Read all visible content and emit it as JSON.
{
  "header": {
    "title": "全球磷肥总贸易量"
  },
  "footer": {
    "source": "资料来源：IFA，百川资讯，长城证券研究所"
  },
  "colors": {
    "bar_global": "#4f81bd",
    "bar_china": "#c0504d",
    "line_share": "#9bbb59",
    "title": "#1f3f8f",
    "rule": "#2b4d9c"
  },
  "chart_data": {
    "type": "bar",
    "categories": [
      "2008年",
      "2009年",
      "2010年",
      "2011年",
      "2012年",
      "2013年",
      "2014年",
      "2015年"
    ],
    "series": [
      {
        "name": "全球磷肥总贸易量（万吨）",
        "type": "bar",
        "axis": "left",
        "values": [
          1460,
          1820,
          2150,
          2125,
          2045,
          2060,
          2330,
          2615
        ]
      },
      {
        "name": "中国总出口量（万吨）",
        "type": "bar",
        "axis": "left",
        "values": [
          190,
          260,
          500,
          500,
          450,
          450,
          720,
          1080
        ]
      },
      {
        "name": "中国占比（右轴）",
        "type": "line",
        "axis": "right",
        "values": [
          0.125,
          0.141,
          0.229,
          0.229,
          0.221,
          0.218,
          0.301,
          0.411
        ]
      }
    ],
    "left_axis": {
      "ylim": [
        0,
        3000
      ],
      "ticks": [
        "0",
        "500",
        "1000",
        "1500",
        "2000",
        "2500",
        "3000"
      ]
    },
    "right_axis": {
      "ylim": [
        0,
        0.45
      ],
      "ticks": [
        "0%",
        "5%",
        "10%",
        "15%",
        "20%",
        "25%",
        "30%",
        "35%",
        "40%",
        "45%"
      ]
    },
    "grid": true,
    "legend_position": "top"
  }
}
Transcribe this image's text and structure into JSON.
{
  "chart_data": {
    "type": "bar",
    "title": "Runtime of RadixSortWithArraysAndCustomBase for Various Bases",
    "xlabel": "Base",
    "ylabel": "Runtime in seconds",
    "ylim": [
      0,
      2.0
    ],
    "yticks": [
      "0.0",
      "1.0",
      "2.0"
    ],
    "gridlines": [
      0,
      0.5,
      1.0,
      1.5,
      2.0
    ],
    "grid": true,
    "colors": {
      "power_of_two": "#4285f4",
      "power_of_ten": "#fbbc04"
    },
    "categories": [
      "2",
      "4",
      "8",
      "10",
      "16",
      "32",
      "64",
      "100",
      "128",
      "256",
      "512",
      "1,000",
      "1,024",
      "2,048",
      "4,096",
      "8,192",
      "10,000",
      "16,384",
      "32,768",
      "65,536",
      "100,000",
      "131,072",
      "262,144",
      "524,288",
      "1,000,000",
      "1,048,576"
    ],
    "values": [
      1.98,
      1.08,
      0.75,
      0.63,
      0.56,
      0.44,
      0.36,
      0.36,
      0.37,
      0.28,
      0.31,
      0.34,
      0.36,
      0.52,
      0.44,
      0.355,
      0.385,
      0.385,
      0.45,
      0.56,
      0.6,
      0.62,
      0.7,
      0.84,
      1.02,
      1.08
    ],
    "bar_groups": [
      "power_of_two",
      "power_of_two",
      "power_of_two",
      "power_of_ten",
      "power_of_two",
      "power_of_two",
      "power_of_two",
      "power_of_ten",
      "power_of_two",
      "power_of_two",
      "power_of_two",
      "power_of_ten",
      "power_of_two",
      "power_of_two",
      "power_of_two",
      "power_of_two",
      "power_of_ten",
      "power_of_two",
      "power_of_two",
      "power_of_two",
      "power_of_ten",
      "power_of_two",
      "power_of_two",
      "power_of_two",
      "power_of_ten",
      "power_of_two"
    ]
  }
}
────────────────
▶ **Goal**: From the first line to the last, retype the data exactly.

▶ **Solution to the problem**:
Read all visible content and emit it as JSON.
{
  "header": {
    "title": "全球磷肥总贸易量"
  },
  "footer": {
    "source": "资料来源：IFA，百川资讯，长城证券研究所"
  },
  "colors": {
    "bar_global": "#4f81bd",
    "bar_china": "#c0504d",
    "line_share": "#9bbb59",
    "title": "#1f3f8f",
    "rule": "#2b4d9c"
  },
  "chart_data": {
    "type": "bar",
    "categories": [
      "2008年",
      "2009年",
      "2010年",
      "2011年",
      "2012年",
      "2013年",
      "2014年",
      "2015年"
    ],
    "series": [
      {
        "name": "全球磷肥总贸易量（万吨）",
        "type": "bar",
        "axis": "left",
        "values": [
          1460,
          1820,
          2150,
          2125,
          2045,
          2060,
          2330,
          2615
        ]
      },
      {
        "name": "中国总出口量（万吨）",
        "type": "bar",
        "axis": "left",
        "values": [
          190,
          260,
          500,
          500,
          450,
          450,
          720,
          1080
        ]
      },
      {
        "name": "中国占比（右轴）",
        "type": "line",
        "axis": "right",
        "values": [
          0.125,
          0.141,
          0.229,
          0.229,
          0.221,
          0.218,
          0.301,
          0.411
        ]
      }
    ],
    "left_axis": {
      "ylim": [
        0,
        3000
      ],
      "ticks": [
        "0",
        "500",
        "1000",
        "1500",
        "2000",
        "2500",
        "3000"
      ]
    },
    "right_axis": {
      "ylim": [
        0,
        0.45
      ],
      "ticks": [
        "0%",
        "5%",
        "10%",
        "15%",
        "20%",
        "25%",
        "30%",
        "35%",
        "40%",
        "45%"
      ]
    },
    "grid": true,
    "legend_position": "top"
  }
}
Transcribe this image's text and structure into JSON.
{
  "chart_data": {
    "type": "bar",
    "title": "Runtime of RadixSortWithArraysAndCustomBase for Various Bases",
    "xlabel": "Base",
    "ylabel": "Runtime in seconds",
    "ylim": [
      0,
      2.0
    ],
    "yticks": [
      "0.0",
      "1.0",
      "2.0"
    ],
    "gridlines": [
      0,
      0.5,
      1.0,
      1.5,
      2.0
    ],
    "grid": true,
    "colors": {
      "power_of_two": "#4285f4",
      "power_of_ten": "#fbbc04"
    },
    "categories": [
      "2",
      "4",
      "8",
      "10",
      "16",
      "32",
      "64",
      "100",
      "128",
      "256",
      "512",
      "1,000",
      "1,024",
      "2,048",
      "4,096",
      "8,192",
      "10,000",
      "16,384",
      "32,768",
      "65,536",
      "100,000",
      "131,072",
      "262,144",
      "524,288",
      "1,000,000",
      "1,048,576"
    ],
    "values": [
      1.98,
      1.08,
      0.75,
      0.63,
      0.56,
      0.44,
      0.36,
      0.36,
      0.37,
      0.28,
      0.31,
      0.34,
      0.36,
      0.52,
      0.44,
      0.355,
      0.385,
      0.385,
      0.45,
      0.56,
      0.6,
      0.62,
      0.7,
      0.84,
      1.02,
      1.08
    ],
    "bar_groups": [
      "power_of_two",
      "power_of_two",
      "power_of_two",
      "power_of_ten",
      "power_of_two",
      "power_of_two",
      "power_of_two",
      "power_of_ten",
      "power_of_two",
      "power_of_two",
      "power_of_two",
      "power_of_ten",
      "power_of_two",
      "power_of_two",
      "power_of_two",
      "power_of_two",
      "power_of_ten",
      "power_of_two",
      "power_of_two",
      "power_of_two",
      "power_of_ten",
      "power_of_two",
      "power_of_two",
      "power_of_two",
      "power_of_ten",
      "power_of_two"
    ]
  }
}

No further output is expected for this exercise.